__Exercise__
Gather all lines in the data that hold the string "Persons".

Extracted records:
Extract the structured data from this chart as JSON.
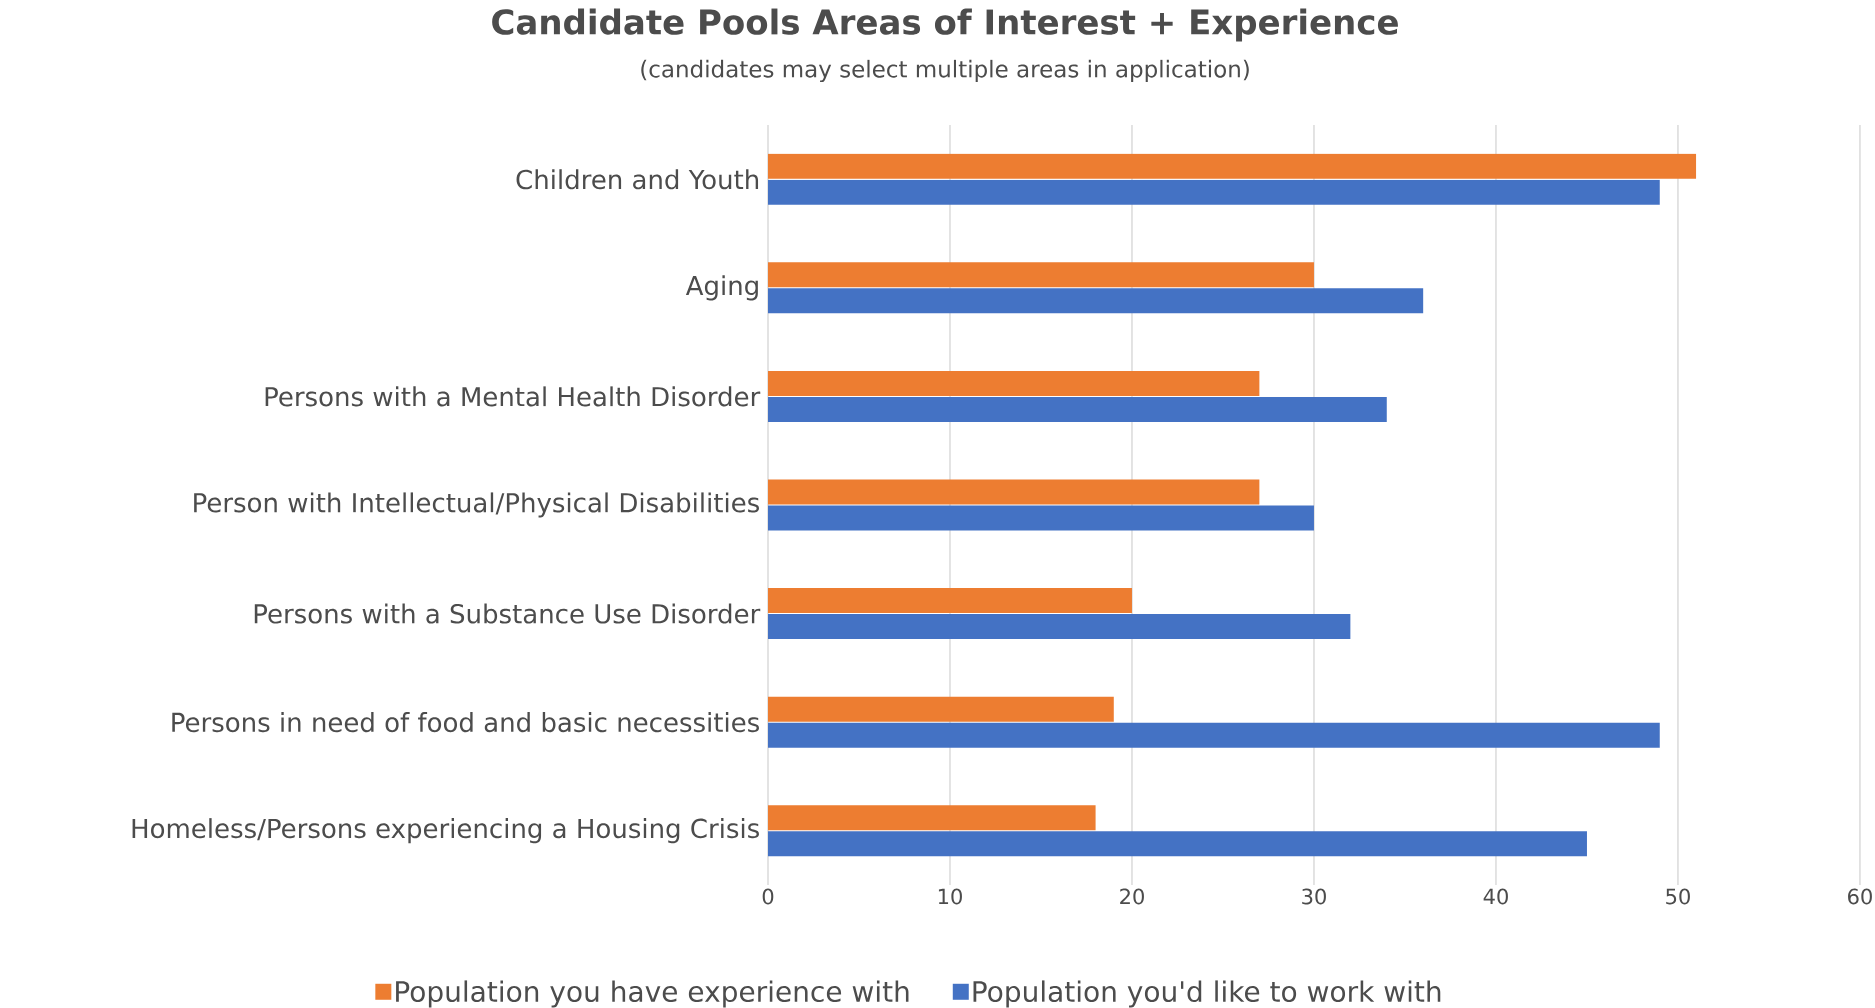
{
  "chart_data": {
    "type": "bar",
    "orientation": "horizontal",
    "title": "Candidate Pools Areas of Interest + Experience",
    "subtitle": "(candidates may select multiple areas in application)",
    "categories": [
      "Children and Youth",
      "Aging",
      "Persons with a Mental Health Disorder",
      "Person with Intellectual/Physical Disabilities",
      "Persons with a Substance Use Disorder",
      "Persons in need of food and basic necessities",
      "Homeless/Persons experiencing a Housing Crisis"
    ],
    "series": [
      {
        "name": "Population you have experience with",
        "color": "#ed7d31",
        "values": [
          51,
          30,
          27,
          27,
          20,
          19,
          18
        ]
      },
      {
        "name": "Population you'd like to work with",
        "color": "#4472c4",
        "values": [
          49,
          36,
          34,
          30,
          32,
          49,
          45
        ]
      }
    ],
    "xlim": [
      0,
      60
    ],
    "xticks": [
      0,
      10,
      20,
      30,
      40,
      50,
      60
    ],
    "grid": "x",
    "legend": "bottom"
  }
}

---

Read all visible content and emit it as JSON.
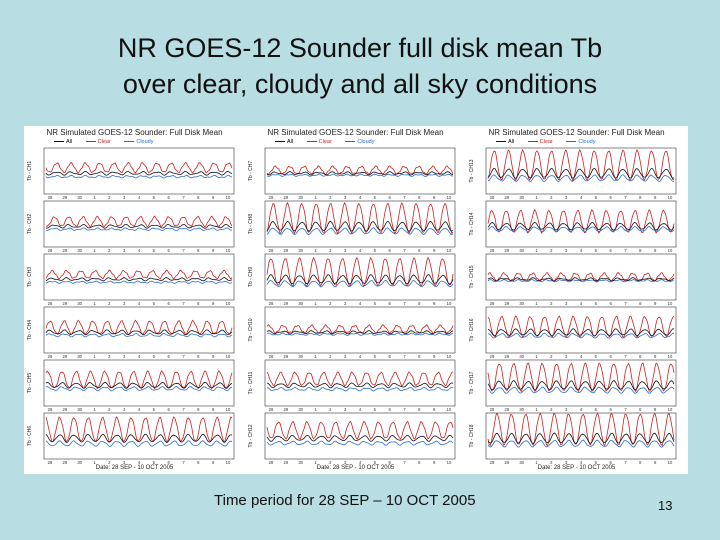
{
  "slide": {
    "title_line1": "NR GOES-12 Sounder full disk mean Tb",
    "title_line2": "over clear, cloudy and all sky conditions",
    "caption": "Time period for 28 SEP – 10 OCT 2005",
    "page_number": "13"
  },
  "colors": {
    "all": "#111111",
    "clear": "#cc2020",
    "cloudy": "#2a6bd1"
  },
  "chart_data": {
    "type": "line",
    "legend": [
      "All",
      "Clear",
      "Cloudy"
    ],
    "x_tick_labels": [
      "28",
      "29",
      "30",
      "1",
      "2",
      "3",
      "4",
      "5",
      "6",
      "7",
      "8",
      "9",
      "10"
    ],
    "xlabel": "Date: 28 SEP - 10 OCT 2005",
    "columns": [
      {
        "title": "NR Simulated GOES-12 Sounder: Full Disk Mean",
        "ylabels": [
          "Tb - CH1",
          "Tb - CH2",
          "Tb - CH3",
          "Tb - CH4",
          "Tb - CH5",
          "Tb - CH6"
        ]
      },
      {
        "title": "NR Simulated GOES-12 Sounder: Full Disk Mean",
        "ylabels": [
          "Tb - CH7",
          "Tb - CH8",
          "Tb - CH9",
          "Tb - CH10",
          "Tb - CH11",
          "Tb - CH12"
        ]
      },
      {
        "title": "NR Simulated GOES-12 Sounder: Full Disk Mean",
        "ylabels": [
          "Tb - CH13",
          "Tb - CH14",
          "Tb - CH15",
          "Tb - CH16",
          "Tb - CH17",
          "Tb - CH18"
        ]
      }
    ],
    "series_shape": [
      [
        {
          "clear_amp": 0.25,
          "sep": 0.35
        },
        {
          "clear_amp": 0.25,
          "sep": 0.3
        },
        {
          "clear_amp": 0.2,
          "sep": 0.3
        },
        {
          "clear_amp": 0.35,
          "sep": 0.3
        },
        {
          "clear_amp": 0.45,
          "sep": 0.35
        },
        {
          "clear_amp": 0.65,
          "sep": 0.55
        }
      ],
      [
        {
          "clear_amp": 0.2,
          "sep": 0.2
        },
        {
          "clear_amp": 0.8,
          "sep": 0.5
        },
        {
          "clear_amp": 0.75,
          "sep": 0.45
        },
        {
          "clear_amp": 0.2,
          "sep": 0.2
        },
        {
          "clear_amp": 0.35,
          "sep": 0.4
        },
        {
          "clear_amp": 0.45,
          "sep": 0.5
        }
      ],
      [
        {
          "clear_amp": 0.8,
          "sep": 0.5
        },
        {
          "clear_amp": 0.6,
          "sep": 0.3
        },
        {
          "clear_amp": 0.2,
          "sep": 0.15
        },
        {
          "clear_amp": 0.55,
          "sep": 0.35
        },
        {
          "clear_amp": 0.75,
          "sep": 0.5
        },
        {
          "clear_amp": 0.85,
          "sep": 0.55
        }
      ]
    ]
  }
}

__Written response__
      "Persons with a Mental Health Disorder",
      "Persons with a Substance Use Disorder",
      "Persons in need of food and basic necessities",
      "Homeless/Persons experiencing a Housing Crisis"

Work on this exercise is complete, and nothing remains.